Requirements |
Give back the entire listing verbatim.

Material shown |
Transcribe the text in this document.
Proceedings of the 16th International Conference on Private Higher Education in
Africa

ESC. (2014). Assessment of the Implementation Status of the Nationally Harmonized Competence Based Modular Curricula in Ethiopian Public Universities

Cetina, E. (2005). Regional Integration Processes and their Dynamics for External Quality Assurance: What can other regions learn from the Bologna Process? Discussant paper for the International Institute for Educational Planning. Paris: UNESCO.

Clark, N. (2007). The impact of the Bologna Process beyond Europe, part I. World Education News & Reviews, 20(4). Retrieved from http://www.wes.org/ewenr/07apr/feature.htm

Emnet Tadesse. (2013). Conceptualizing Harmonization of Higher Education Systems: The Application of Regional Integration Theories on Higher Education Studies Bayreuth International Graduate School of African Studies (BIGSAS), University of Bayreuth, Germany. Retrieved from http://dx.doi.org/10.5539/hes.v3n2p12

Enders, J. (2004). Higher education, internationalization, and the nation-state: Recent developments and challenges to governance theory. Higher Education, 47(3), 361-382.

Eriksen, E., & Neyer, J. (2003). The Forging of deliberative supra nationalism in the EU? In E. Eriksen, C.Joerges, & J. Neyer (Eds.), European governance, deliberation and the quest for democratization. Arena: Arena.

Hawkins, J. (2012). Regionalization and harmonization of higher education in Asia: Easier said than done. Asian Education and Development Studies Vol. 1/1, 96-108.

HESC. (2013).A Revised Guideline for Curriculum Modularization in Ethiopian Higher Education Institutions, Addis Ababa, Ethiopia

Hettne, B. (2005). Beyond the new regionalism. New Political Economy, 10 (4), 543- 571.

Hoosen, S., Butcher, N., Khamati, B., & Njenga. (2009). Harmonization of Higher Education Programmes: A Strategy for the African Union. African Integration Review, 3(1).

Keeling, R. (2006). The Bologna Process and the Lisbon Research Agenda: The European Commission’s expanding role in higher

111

Exercise result |
Transcribe the text in this document.
Proceedings of the 16th International Conference on Private Higher Education in
Africa

ESC. (2014). Assessment of the Implementation Status of the Nationally Harmonized Competence Based Modular Curricula in Ethiopian Public Universities

Cetina, E. (2005). Regional Integration Processes and their Dynamics for External Quality Assurance: What can other regions learn from the Bologna Process? Discussant paper for the International Institute for Educational Planning. Paris: UNESCO.

Clark, N. (2007). The impact of the Bologna Process beyond Europe, part I. World Education News & Reviews, 20(4). Retrieved from http://www.wes.org/ewenr/07apr/feature.htm

Emnet Tadesse. (2013). Conceptualizing Harmonization of Higher Education Systems: The Application of Regional Integration Theories on Higher Education Studies Bayreuth International Graduate School of African Studies (BIGSAS), University of Bayreuth, Germany. Retrieved from http://dx.doi.org/10.5539/hes.v3n2p12

Enders, J. (2004). Higher education, internationalization, and the nation-state: Recent developments and challenges to governance theory. Higher Education, 47(3), 361-382.

Eriksen, E., & Neyer, J. (2003). The Forging of deliberative supra nationalism in the EU? In E. Eriksen, C.Joerges, & J. Neyer (Eds.), European governance, deliberation and the quest for democratization. Arena: Arena.

Hawkins, J. (2012). Regionalization and harmonization of higher education in Asia: Easier said than done. Asian Education and Development Studies Vol. 1/1, 96-108.

HESC. (2013).A Revised Guideline for Curriculum Modularization in Ethiopian Higher Education Institutions, Addis Ababa, Ethiopia

Hettne, B. (2005). Beyond the new regionalism. New Political Economy, 10 (4), 543- 571.

Hoosen, S., Butcher, N., Khamati, B., & Njenga. (2009). Harmonization of Higher Education Programmes: A Strategy for the African Union. African Integration Review, 3(1).

Keeling, R. (2006). The Bologna Process and the Lisbon Research Agenda: The European Commission’s expanding role in higher

111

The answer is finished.